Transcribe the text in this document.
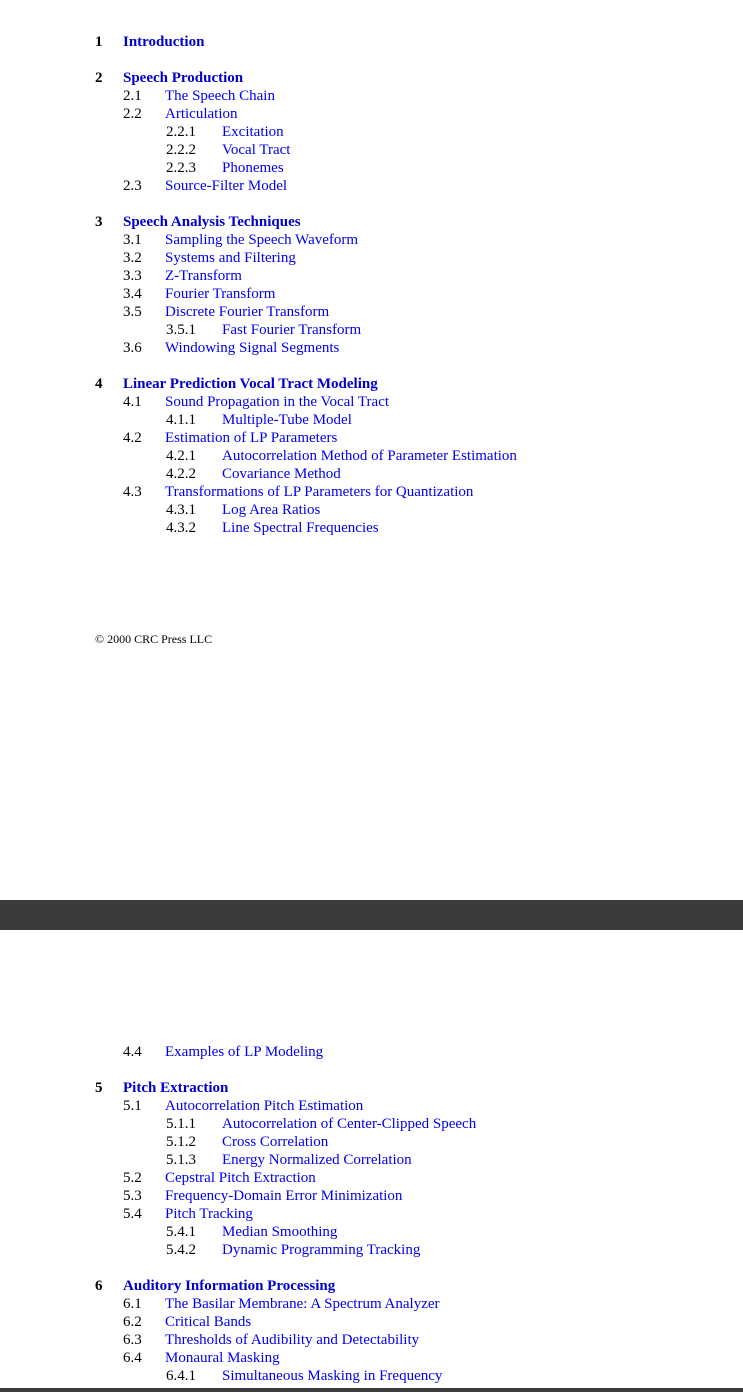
1 Introduction
2 Speech Production
2.1 The Speech Chain
2.2 Articulation
2.2.1 Excitation
2.2.2 Vocal Tract
2.2.3 Phonemes
2.3 Source-Filter Model
3 Speech Analysis Techniques
3.1 Sampling the Speech Waveform
3.2 Systems and Filtering
3.3 Z-Transform
3.4 Fourier Transform
3.5 Discrete Fourier Transform
3.5.1 Fast Fourier Transform
3.6 Windowing Signal Segments
4 Linear Prediction Vocal Tract Modeling
4.1 Sound Propagation in the Vocal Tract
4.1.1 Multiple-Tube Model
4.2 Estimation of LP Parameters
4.2.1 Autocorrelation Method of Parameter Estimation
4.2.2 Covariance Method
4.3 Transformations of LP Parameters for Quantization
4.3.1 Log Area Ratios
4.3.2 Line Spectral Frequencies
© 2000 CRC Press LLC
4.4 Examples of LP Modeling
5 Pitch Extraction
5.1 Autocorrelation Pitch Estimation
5.1.1 Autocorrelation of Center-Clipped Speech
5.1.2 Cross Correlation
5.1.3 Energy Normalized Correlation
5.2 Cepstral Pitch Extraction
5.3 Frequency-Domain Error Minimization
5.4 Pitch Tracking
5.4.1 Median Smoothing
5.4.2 Dynamic Programming Tracking
6 Auditory Information Processing
6.1 The Basilar Membrane: A Spectrum Analyzer
6.2 Critical Bands
6.3 Thresholds of Audibility and Detectability
6.4 Monaural Masking
6.4.1 Simultaneous Masking in Frequency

SET TASK -> From the records given above, copy all lines containing "Method".

COMPLETE OUTPUT ->
4.2.1 Autocorrelation Method of Parameter Estimation
4.2.2 Covariance Method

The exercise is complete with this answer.